*Instructions to follow*.
Your task is to output the data exactly as it stands.
===
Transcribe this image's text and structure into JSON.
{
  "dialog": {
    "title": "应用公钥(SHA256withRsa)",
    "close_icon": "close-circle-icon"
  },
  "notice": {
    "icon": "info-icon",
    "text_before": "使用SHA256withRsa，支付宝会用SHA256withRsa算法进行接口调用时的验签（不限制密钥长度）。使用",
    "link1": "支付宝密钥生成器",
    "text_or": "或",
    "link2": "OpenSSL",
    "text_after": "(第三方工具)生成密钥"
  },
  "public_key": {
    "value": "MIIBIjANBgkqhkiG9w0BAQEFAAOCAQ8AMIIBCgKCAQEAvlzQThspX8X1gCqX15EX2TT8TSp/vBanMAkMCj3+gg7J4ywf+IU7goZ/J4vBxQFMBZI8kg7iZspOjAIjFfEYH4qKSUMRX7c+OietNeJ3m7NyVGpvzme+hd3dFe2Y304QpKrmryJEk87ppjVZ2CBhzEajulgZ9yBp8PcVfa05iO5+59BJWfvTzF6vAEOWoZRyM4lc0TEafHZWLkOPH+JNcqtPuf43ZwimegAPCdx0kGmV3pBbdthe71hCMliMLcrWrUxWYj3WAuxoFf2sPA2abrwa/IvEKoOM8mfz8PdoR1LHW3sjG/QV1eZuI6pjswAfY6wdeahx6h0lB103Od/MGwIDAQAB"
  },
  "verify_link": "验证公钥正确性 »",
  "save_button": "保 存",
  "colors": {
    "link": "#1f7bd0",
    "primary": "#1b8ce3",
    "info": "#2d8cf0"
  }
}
===
*Correct result*.
Transcribe this image's text and structure into JSON.
{
  "dialog": {
    "title": "应用公钥(SHA256withRsa)",
    "close_icon": "close-circle-icon"
  },
  "notice": {
    "icon": "info-icon",
    "text_before": "使用SHA256withRsa，支付宝会用SHA256withRsa算法进行接口调用时的验签（不限制密钥长度）。使用",
    "link1": "支付宝密钥生成器",
    "text_or": "或",
    "link2": "OpenSSL",
    "text_after": "(第三方工具)生成密钥"
  },
  "public_key": {
    "value": "MIIBIjANBgkqhkiG9w0BAQEFAAOCAQ8AMIIBCgKCAQEAvlzQThspX8X1gCqX15EX2TT8TSp/vBanMAkMCj3+gg7J4ywf+IU7goZ/J4vBxQFMBZI8kg7iZspOjAIjFfEYH4qKSUMRX7c+OietNeJ3m7NyVGpvzme+hd3dFe2Y304QpKrmryJEk87ppjVZ2CBhzEajulgZ9yBp8PcVfa05iO5+59BJWfvTzF6vAEOWoZRyM4lc0TEafHZWLkOPH+JNcqtPuf43ZwimegAPCdx0kGmV3pBbdthe71hCMliMLcrWrUxWYj3WAuxoFf2sPA2abrwa/IvEKoOM8mfz8PdoR1LHW3sjG/QV1eZuI6pjswAfY6wdeahx6h0lB103Od/MGwIDAQAB"
  },
  "verify_link": "验证公钥正确性 »",
  "save_button": "保 存",
  "colors": {
    "link": "#1f7bd0",
    "primary": "#1b8ce3",
    "info": "#2d8cf0"
  }
}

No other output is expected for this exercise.